= DO THIS =
Using the records provided below, locate and copy each line that contains the word "человеческими".
--- start of MATERIALS PROVIDED ---
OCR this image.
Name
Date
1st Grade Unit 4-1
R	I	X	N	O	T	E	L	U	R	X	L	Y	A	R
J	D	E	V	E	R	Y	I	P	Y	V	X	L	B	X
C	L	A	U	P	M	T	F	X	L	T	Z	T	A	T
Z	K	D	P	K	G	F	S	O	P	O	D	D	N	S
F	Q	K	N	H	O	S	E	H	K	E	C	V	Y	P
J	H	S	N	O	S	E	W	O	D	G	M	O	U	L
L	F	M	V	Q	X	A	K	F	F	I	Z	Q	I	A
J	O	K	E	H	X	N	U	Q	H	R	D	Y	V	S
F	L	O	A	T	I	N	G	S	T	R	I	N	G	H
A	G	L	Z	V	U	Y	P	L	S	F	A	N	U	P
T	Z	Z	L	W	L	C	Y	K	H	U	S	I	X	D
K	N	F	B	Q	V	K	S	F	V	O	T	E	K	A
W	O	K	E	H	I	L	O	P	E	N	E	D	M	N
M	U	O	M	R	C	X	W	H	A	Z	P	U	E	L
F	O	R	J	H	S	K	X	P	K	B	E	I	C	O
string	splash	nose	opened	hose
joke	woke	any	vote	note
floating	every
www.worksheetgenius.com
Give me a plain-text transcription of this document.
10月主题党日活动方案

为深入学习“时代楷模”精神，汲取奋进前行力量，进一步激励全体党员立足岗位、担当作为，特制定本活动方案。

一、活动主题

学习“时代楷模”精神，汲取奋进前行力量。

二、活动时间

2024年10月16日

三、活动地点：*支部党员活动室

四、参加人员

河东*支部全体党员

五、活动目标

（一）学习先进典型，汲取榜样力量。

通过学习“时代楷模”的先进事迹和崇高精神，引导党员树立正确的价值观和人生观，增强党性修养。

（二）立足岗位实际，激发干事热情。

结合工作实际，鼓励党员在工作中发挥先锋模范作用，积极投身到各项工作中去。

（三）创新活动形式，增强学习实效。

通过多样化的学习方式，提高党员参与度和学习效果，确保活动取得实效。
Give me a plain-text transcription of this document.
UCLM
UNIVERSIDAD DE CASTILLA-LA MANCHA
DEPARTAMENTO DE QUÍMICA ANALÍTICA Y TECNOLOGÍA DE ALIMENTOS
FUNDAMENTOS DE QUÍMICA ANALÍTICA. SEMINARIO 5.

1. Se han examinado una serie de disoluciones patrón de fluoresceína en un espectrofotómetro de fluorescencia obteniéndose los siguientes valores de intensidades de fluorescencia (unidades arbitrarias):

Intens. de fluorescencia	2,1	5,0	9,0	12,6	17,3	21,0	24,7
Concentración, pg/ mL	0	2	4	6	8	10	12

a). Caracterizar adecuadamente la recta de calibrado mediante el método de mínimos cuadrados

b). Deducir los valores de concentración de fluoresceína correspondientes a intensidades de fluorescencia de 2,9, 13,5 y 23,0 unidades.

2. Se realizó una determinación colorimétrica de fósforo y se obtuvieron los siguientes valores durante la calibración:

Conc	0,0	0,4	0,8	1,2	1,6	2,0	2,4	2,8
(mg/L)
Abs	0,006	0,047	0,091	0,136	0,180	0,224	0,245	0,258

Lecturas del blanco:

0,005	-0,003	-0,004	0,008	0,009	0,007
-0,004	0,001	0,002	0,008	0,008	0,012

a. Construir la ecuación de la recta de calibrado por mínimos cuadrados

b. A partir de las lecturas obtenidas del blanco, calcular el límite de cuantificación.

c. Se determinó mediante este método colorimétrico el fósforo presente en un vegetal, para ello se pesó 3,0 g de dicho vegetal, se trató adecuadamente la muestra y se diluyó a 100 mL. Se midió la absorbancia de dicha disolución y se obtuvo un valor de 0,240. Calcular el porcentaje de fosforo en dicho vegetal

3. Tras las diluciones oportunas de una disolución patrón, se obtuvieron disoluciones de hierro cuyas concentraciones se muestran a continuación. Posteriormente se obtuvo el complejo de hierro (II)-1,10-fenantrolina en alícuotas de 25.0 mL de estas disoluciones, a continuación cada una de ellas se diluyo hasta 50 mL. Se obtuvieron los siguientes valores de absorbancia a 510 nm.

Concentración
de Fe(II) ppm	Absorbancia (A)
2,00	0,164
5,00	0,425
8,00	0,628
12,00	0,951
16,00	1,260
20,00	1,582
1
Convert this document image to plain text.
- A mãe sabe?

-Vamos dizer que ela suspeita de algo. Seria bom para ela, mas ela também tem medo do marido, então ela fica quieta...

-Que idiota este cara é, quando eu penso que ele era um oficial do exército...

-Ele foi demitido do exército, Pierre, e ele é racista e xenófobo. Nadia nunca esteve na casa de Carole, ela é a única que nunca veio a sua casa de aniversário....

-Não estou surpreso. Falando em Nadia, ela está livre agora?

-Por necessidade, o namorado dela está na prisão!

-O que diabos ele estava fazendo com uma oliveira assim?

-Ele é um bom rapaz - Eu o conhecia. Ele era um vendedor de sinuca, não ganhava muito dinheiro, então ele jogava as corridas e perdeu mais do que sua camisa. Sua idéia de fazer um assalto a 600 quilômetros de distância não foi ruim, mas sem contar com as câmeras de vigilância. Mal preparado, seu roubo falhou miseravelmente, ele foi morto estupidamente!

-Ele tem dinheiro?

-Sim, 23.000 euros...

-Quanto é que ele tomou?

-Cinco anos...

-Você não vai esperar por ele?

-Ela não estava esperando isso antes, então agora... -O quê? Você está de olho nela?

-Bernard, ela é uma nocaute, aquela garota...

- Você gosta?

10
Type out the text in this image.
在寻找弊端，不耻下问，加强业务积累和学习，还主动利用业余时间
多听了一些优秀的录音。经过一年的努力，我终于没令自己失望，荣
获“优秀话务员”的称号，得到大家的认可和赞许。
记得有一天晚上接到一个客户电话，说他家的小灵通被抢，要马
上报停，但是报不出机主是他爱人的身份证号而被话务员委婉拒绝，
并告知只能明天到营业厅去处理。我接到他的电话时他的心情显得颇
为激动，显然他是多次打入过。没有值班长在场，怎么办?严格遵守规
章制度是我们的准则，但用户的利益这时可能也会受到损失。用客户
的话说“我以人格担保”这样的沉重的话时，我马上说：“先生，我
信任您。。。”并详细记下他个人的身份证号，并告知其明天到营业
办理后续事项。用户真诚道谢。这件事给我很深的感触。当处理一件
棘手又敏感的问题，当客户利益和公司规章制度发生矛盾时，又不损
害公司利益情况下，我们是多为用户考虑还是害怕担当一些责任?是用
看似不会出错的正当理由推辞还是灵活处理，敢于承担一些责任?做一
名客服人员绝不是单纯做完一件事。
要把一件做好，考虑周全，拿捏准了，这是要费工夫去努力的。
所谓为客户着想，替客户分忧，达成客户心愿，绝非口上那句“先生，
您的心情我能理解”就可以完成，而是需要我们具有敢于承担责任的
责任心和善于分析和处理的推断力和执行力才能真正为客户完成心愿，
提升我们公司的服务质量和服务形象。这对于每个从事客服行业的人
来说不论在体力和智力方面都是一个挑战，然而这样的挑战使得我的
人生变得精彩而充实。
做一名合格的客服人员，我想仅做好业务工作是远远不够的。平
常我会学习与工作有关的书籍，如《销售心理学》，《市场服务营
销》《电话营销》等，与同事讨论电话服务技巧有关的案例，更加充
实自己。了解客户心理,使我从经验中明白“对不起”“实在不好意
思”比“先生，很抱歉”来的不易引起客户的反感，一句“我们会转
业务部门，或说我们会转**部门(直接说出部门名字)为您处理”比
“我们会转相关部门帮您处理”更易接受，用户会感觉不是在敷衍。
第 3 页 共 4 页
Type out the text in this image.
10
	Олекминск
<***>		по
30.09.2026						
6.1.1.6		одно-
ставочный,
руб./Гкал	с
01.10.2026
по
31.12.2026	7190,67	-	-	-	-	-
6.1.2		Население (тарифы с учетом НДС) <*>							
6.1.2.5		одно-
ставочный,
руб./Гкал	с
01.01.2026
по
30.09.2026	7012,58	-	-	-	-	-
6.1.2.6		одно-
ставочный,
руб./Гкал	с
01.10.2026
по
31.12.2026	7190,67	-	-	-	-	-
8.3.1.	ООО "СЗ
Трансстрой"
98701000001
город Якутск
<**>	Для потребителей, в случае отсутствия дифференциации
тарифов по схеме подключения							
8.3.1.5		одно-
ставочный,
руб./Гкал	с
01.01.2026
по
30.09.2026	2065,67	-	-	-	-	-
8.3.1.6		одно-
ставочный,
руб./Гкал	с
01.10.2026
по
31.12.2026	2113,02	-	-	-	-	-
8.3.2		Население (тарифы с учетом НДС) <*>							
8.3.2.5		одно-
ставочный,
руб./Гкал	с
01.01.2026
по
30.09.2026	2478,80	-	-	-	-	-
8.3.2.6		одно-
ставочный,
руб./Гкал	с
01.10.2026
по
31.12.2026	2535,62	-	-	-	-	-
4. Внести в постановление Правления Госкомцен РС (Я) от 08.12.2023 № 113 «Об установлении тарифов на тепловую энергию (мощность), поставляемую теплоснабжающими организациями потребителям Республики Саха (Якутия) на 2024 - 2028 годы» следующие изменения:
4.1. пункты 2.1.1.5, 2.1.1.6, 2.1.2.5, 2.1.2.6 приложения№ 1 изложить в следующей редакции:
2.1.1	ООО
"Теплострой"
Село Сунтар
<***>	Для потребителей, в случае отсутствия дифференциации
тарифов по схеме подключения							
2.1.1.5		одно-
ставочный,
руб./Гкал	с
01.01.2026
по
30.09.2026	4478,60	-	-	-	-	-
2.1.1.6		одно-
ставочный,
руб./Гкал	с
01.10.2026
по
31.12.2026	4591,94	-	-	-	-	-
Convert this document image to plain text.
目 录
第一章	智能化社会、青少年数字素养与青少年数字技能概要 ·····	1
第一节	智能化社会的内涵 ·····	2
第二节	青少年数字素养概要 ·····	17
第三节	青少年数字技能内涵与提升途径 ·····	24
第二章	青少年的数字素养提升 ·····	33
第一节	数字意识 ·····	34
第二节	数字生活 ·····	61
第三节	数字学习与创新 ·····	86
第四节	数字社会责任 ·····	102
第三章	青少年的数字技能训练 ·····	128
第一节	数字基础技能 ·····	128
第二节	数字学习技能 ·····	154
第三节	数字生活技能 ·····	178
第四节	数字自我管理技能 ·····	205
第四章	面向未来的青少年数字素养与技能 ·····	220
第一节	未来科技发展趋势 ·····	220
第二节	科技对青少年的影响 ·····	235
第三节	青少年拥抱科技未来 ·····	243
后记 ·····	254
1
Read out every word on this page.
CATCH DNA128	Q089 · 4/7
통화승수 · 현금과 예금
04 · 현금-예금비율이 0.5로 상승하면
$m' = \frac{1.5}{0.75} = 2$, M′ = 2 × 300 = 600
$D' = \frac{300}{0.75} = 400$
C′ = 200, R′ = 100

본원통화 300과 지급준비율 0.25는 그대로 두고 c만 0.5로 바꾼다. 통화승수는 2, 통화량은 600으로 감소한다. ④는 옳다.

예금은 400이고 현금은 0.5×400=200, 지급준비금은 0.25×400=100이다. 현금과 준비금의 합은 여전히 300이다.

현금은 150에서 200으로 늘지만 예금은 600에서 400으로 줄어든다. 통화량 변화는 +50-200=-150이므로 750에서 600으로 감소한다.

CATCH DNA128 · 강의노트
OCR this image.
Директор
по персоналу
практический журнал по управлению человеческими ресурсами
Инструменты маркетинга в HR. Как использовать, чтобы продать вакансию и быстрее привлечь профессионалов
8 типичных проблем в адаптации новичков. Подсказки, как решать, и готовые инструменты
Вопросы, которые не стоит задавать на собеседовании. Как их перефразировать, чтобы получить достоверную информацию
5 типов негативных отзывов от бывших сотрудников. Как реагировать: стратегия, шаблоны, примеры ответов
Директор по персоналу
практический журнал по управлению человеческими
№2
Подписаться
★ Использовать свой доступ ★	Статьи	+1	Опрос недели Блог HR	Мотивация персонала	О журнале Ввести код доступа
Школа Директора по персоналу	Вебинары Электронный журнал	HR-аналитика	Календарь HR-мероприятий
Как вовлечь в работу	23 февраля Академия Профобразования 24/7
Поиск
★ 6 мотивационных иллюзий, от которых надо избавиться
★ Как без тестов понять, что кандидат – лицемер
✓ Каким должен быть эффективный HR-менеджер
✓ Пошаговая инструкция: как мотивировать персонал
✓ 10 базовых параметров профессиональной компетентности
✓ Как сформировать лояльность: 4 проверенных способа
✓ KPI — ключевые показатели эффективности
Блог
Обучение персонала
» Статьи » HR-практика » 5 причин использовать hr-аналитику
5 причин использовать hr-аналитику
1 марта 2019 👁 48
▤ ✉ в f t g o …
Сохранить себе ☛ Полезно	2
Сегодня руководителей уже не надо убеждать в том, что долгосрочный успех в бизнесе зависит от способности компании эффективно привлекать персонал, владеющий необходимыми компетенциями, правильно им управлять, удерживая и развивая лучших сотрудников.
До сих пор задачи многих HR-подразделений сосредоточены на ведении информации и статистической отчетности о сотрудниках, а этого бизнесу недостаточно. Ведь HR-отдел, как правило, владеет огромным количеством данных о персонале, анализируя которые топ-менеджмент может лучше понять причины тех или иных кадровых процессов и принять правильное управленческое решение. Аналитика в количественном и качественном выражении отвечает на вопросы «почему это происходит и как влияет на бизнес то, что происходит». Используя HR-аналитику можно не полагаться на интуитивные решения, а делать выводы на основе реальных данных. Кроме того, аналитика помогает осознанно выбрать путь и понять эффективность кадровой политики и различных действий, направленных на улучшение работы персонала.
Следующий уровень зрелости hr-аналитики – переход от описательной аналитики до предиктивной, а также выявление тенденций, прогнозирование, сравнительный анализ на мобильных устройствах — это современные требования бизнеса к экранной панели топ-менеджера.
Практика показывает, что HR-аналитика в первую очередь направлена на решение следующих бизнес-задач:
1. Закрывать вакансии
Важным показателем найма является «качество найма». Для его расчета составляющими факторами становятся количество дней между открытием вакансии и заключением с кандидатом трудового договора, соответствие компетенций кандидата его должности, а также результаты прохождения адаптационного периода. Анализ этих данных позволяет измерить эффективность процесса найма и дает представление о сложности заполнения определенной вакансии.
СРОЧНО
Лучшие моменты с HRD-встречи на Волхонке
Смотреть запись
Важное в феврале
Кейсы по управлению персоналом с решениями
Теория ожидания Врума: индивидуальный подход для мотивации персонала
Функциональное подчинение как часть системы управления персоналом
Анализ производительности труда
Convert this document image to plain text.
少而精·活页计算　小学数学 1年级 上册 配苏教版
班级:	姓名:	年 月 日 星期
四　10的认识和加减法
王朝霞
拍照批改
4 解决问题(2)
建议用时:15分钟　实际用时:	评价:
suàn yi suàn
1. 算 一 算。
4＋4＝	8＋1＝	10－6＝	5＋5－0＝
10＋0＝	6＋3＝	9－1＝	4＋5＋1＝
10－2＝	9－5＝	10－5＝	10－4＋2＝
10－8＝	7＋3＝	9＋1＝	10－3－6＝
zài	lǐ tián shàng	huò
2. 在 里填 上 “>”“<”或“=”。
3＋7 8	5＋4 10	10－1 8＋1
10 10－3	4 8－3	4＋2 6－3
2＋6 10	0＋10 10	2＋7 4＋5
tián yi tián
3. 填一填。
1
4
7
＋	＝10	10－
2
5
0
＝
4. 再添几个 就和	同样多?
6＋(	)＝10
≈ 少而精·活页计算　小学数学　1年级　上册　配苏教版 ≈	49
--- end of MATERIALS PROVIDED ---
= SOLUTION TO THIS TASK =
практический журнал по управлению человеческими ресурсами
практический журнал по управлению человеческими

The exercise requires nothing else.